Given exercise>
Your task is to retype each line of the data below exactly.

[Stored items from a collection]
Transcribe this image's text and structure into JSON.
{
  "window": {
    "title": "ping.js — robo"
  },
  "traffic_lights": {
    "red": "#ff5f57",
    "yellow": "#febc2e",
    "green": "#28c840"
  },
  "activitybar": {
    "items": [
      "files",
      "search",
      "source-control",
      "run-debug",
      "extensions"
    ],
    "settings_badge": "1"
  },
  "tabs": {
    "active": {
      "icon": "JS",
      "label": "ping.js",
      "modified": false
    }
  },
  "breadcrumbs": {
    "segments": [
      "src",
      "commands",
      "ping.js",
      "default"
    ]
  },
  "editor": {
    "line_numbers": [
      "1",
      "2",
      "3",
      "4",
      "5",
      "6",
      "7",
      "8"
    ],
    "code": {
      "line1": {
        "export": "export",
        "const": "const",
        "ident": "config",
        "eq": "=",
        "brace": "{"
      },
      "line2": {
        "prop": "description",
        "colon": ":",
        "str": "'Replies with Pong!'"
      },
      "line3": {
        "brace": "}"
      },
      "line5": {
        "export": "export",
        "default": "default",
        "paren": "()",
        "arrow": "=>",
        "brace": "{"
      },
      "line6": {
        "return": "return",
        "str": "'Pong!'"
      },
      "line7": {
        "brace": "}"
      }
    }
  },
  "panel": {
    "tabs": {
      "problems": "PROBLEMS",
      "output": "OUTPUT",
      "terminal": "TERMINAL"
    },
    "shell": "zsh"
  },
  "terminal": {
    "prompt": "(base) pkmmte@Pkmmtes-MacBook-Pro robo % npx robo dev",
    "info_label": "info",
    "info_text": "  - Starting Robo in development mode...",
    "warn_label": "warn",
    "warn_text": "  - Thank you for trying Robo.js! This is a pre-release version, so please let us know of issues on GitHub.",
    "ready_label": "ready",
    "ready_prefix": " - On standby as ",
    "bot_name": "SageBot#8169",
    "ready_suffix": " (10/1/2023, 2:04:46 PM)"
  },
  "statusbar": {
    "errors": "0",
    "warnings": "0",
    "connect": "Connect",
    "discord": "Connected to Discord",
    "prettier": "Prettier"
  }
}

Solution for this exercise>
Transcribe this image's text and structure into JSON.
{
  "window": {
    "title": "ping.js — robo"
  },
  "traffic_lights": {
    "red": "#ff5f57",
    "yellow": "#febc2e",
    "green": "#28c840"
  },
  "activitybar": {
    "items": [
      "files",
      "search",
      "source-control",
      "run-debug",
      "extensions"
    ],
    "settings_badge": "1"
  },
  "tabs": {
    "active": {
      "icon": "JS",
      "label": "ping.js",
      "modified": false
    }
  },
  "breadcrumbs": {
    "segments": [
      "src",
      "commands",
      "ping.js",
      "default"
    ]
  },
  "editor": {
    "line_numbers": [
      "1",
      "2",
      "3",
      "4",
      "5",
      "6",
      "7",
      "8"
    ],
    "code": {
      "line1": {
        "export": "export",
        "const": "const",
        "ident": "config",
        "eq": "=",
        "brace": "{"
      },
      "line2": {
        "prop": "description",
        "colon": ":",
        "str": "'Replies with Pong!'"
      },
      "line3": {
        "brace": "}"
      },
      "line5": {
        "export": "export",
        "default": "default",
        "paren": "()",
        "arrow": "=>",
        "brace": "{"
      },
      "line6": {
        "return": "return",
        "str": "'Pong!'"
      },
      "line7": {
        "brace": "}"
      }
    }
  },
  "panel": {
    "tabs": {
      "problems": "PROBLEMS",
      "output": "OUTPUT",
      "terminal": "TERMINAL"
    },
    "shell": "zsh"
  },
  "terminal": {
    "prompt": "(base) pkmmte@Pkmmtes-MacBook-Pro robo % npx robo dev",
    "info_label": "info",
    "info_text": "  - Starting Robo in development mode...",
    "warn_label": "warn",
    "warn_text": "  - Thank you for trying Robo.js! This is a pre-release version, so please let us know of issues on GitHub.",
    "ready_label": "ready",
    "ready_prefix": " - On standby as ",
    "bot_name": "SageBot#8169",
    "ready_suffix": " (10/1/2023, 2:04:46 PM)"
  },
  "statusbar": {
    "errors": "0",
    "warnings": "0",
    "connect": "Connect",
    "discord": "Connected to Discord",
    "prettier": "Prettier"
  }
}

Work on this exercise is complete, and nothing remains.